[Excerpt from a dataset]

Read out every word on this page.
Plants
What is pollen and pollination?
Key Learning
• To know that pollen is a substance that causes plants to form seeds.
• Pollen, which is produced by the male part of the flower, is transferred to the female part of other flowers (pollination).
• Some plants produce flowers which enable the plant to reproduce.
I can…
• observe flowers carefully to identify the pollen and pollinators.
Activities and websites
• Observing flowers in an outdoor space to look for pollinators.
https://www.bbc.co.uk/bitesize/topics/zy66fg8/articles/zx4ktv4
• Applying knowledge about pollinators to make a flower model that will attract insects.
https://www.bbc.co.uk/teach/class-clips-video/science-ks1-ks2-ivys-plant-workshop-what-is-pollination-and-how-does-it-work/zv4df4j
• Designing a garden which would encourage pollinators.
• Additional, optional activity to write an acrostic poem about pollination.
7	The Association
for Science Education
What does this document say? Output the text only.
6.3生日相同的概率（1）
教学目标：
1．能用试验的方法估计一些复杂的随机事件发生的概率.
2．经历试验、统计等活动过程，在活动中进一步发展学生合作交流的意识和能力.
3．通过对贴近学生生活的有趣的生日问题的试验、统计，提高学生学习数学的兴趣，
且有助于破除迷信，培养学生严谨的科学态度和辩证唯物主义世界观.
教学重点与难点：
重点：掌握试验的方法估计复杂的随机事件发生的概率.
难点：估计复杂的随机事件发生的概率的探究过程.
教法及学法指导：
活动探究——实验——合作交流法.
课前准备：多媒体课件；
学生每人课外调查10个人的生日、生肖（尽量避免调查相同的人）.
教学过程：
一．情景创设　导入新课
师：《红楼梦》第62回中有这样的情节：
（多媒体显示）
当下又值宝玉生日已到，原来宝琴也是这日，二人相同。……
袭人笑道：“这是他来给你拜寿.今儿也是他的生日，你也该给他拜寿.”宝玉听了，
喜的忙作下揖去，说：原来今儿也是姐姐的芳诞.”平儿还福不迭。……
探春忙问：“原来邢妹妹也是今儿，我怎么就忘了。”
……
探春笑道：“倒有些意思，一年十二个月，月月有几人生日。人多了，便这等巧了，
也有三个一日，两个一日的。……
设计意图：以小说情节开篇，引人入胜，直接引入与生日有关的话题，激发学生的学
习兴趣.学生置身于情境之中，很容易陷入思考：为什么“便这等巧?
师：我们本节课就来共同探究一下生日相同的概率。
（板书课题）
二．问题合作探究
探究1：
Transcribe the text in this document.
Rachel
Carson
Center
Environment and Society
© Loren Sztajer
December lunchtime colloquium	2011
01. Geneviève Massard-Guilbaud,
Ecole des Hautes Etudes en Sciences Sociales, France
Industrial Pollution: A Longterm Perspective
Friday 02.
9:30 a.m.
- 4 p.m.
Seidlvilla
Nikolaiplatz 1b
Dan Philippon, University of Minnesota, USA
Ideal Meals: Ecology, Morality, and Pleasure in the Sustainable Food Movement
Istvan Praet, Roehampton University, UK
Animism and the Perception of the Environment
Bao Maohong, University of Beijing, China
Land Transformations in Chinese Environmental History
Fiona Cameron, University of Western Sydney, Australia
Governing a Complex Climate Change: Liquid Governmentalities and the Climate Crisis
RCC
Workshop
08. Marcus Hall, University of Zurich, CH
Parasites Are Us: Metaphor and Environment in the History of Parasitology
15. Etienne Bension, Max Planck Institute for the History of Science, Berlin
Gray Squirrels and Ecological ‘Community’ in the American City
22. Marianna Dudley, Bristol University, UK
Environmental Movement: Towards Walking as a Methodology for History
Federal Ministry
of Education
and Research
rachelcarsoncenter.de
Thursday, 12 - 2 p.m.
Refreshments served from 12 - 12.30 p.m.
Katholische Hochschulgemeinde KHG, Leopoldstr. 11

What to do:
State how many lines of the listing include "pollinators", and nothing more.

Solution to this exercise:
4